In the entries below, count every line containing "continent". Return the number and nothing else.

====== Given entries

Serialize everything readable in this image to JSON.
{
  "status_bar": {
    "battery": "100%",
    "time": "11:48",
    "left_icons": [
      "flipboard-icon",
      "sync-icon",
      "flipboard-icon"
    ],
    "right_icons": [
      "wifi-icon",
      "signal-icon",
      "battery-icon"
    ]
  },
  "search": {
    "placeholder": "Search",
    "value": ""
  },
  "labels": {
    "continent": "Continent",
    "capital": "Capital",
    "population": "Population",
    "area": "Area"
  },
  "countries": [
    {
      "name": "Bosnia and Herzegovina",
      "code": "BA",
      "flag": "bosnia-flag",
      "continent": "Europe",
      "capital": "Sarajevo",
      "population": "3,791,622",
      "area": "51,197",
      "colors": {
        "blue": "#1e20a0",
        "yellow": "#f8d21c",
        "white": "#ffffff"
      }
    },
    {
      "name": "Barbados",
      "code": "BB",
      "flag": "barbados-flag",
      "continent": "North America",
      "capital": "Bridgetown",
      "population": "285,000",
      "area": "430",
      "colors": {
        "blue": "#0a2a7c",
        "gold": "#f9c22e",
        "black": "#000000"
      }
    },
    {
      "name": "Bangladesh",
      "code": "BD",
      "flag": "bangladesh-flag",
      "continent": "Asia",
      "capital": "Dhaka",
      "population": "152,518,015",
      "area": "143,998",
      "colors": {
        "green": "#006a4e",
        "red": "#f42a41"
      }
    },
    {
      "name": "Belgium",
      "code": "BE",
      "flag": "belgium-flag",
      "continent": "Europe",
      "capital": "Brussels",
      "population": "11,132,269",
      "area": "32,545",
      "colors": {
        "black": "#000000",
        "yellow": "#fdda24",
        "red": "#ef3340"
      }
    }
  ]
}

============

## Task answer:
5